### Given problem
In the listing below, pick out lines with "icon".

* * * * * * * * *

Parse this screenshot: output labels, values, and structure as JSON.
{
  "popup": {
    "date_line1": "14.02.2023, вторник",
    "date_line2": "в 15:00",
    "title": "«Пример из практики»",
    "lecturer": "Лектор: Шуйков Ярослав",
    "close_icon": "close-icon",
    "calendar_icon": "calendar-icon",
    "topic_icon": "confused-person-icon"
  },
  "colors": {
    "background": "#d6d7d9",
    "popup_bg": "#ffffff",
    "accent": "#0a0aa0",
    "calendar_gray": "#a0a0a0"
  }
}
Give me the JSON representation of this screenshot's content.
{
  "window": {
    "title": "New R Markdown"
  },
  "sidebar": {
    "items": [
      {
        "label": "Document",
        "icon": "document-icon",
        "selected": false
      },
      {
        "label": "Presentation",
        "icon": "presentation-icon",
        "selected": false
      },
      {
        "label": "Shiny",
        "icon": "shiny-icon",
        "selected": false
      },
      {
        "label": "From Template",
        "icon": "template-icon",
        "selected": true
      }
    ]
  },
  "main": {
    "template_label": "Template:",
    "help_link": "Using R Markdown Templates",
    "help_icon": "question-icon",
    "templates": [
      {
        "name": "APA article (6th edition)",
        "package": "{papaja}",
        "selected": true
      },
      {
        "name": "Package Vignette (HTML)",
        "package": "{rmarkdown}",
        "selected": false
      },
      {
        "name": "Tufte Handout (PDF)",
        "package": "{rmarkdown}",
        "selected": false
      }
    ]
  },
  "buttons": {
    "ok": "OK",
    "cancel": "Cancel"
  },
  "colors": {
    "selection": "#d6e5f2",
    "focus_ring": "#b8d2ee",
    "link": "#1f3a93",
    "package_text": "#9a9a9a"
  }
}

* * * * * * * * *

### Finished exercise
    "close_icon": "close-icon",
    "calendar_icon": "calendar-icon",
    "topic_icon": "confused-person-icon"
        "icon": "document-icon",
        "icon": "presentation-icon",
        "icon": "shiny-icon",
        "icon": "template-icon",
    "help_icon": "question-icon",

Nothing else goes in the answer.